» **WHAT TO WORK ON**
For each line below that contains the word "nutrition", return that line.
################
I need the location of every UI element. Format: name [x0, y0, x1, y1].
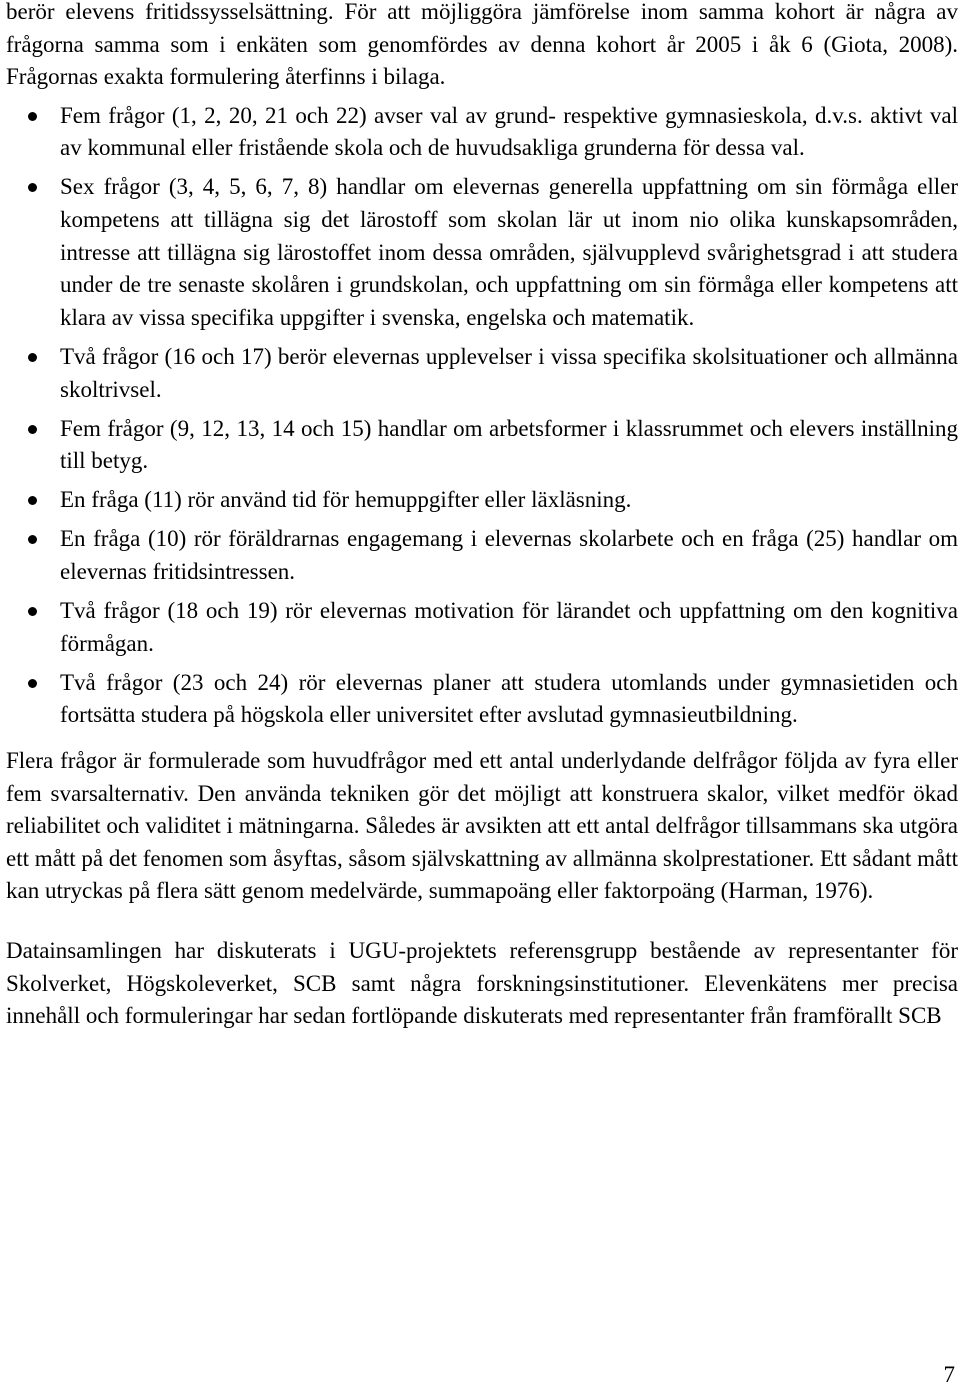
bullet-item — [6, 595, 958, 660]
question-bullet-list — [6, 100, 958, 732]
bullet-text: Fem frågor (1, 2, 20, 21 och 22) avser val av grund- respektive gymnasieskola, d.v.s. aktivt val av kommunal eller fristående skola och de huvudsakliga grunderna för dessa val. — [60, 102, 958, 161]
bullet-text: Två frågor (23 och 24) rör elevernas planer att studera utomlands under gymnasietiden och fortsätta studera på högskola eller universitet efter avslutad gymnasieutbildning. — [60, 669, 958, 728]
bullet-text: Två frågor (18 och 19) rör elevernas motivation för lärandet och uppfattning om den kognitiva förmågan. — [60, 598, 958, 656]
bullet-item — [6, 523, 958, 588]
bullet-dot-icon — [28, 183, 37, 192]
bullet-item — [6, 413, 958, 478]
intro-paragraph: berör elevens fritidssysselsättning. För att möjliggöra jämförelse inom samma kohort är några av frågorna samma som i enkäten som genomfördes av denna kohort år 2005 i åk 6 (Giota, 2008). Frågornas exakta formulering återfinns i bilaga. — [6, 0, 958, 90]
bullet-text: Två frågor (16 och 17) berör elevernas upplevelser i vissa specifika skolsituationer och allmänna skoltrivsel. — [60, 343, 958, 402]
bullet-text: En fråga (11) rör använd tid för hemuppgifter eller läxläsning. — [60, 487, 632, 513]
document-page — [6, 0, 958, 1033]
bullet-text: En fråga (10) rör föräldrarnas engagemang i elevernas skolarbete och en fråga (25) handlar om elevernas fritidsintressen. — [60, 526, 958, 584]
bullet-text: Fem frågor (9, 12, 13, 14 och 15) handlar om arbetsformer i klassrummet och elevers inställning till betyg. — [60, 415, 958, 474]
bullet-dot-icon — [28, 496, 37, 505]
bullet-item — [6, 341, 958, 406]
bullet-item — [6, 100, 958, 165]
bullet-dot-icon — [28, 353, 37, 362]
bullet-dot-icon — [28, 679, 37, 688]
body-paragraph-scales: Flera frågor är formulerade som huvudfrågor med ett antal underlydande delfrågor följda av fyra eller fem svarsalternativ. Den använda tekniken gör det möjligt att konstruera skalor, vilket medför ökad reliabilitet och validitet i mätningarna. Således är avsikten att ett antal delfrågor tillsammans ska utgöra ett mått på det fenomen som åsyftas, såsom självskattning av allmänna skolprestationer. Ett sådant mått kan utryckas på flera sätt genom medelvärde, summapoäng eller faktorpoäng (Harman, 1976). — [6, 747, 958, 904]
bullet-item — [6, 171, 958, 334]
bullet-dot-icon — [28, 112, 37, 121]
bullet-item — [6, 484, 958, 517]
body-paragraph-data-collection: Datainsamlingen har diskuterats i UGU-projektets referensgrupp bestående av representanter för Skolverket, Högskoleverket, SCB samt några forskningsinstitutioner. Elevenkätens mer precisa innehåll och formuleringar har sedan fortlöpande diskuterats med representanter från framförallt SCB — [6, 937, 958, 1029]
bullet-dot-icon — [28, 607, 37, 616]
bullet-dot-icon — [28, 425, 37, 434]
bullet-dot-icon — [28, 535, 37, 544]
bullet-item — [6, 667, 958, 732]
page-number: 7 — [943, 1362, 955, 1387]
bullet-text: Sex frågor (3, 4, 5, 6, 7, 8) handlar om elevernas generella uppfattning om sin förmåga eller kompetens att tillägna sig det lärostoff som skolan lär ut inom nio olika kunskapsområden, intresse att tillägna sig lärostoffet inom dessa områden, självupplevd svårighetsgrad i att studera under de tre senaste skolåren i grundskolan, och uppfattning om sin förmåga eller kompetens att klara av vissa specifika uppgifter i svenska, engelska och matematik. — [60, 174, 958, 330]
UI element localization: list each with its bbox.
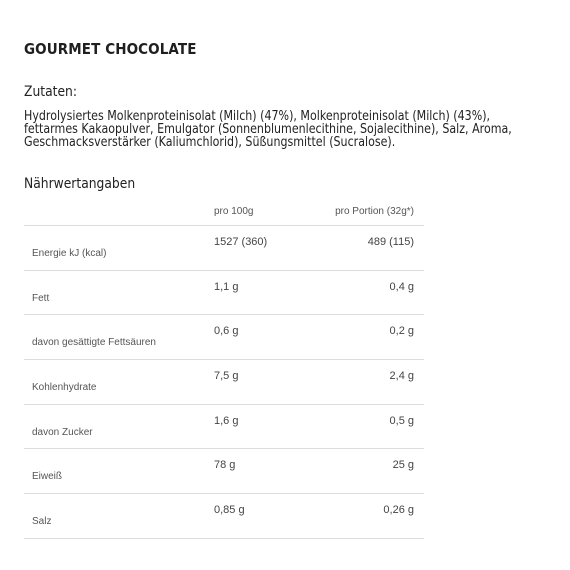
nutrition-heading: Nährwertangaben xyxy=(24,176,136,192)
nutrition-table xyxy=(24,200,424,539)
row-value-per-portion: 489 (115) xyxy=(367,236,414,248)
nutrition-table-header xyxy=(24,200,424,226)
row-value-per-100g: 1527 (360) xyxy=(214,236,268,248)
row-label: Eiweiß xyxy=(32,471,63,483)
product-title: GOURMET CHOCOLATE xyxy=(24,40,197,58)
row-value-per-portion: 2,4 g xyxy=(389,370,414,383)
row-value-per-100g: 0,6 g xyxy=(214,325,239,338)
table-row xyxy=(24,271,424,316)
row-value-per-100g: 1,6 g xyxy=(214,414,239,427)
ingredients-line: Geschmacksverstärker (Kaliumchlorid), Süßungsmittel (Sucralose). xyxy=(24,134,396,150)
table-row xyxy=(24,405,424,450)
ingredients-heading: Zutaten: xyxy=(24,84,78,100)
ingredients-line: Hydrolysiertes Molkenproteinisolat (Milch) (47%), Molkenproteinisolat (Milch) (43%), xyxy=(24,108,491,124)
ingredients-line: fettarmes Kakaopulver, Emulgator (Sonnenblumenlecithine, Sojalecithine), Salz, Aroma, xyxy=(24,121,512,137)
table-row xyxy=(24,226,424,271)
ingredients-text xyxy=(24,108,512,150)
row-value-per-portion: 0,5 g xyxy=(389,414,414,427)
table-row xyxy=(24,360,424,405)
row-value-per-portion: 25 g xyxy=(392,459,414,472)
row-label: Kohlenhydrate xyxy=(32,382,97,394)
row-label: Energie kJ (kcal) xyxy=(32,248,107,259)
column-header-per-100g: pro 100g xyxy=(214,206,254,217)
row-label: davon gesättigte Fettsäuren xyxy=(32,337,156,349)
row-value-per-100g: 1,1 g xyxy=(214,280,239,293)
row-label: Salz xyxy=(32,516,52,528)
row-label: davon Zucker xyxy=(32,426,93,438)
table-row xyxy=(24,315,424,360)
row-value-per-100g: 78 g xyxy=(214,459,236,472)
row-value-per-100g: 7,5 g xyxy=(214,370,239,383)
row-label: Fett xyxy=(32,292,50,304)
row-value-per-portion: 0,2 g xyxy=(389,325,414,338)
row-value-per-100g: 0,85 g xyxy=(214,504,245,517)
row-value-per-portion: 0,26 g xyxy=(383,504,414,517)
column-header-per-portion: pro Portion (32g*) xyxy=(335,206,414,217)
row-value-per-portion: 0,4 g xyxy=(389,280,414,293)
table-row xyxy=(24,449,424,494)
table-row xyxy=(24,494,424,539)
################
» **RESPONSE BOX**
nutrition-heading: Nährwertangaben xyxy=(24,176,136,192)
nutrition-table xyxy=(24,200,424,539)
nutrition-table-header xyxy=(24,200,424,226)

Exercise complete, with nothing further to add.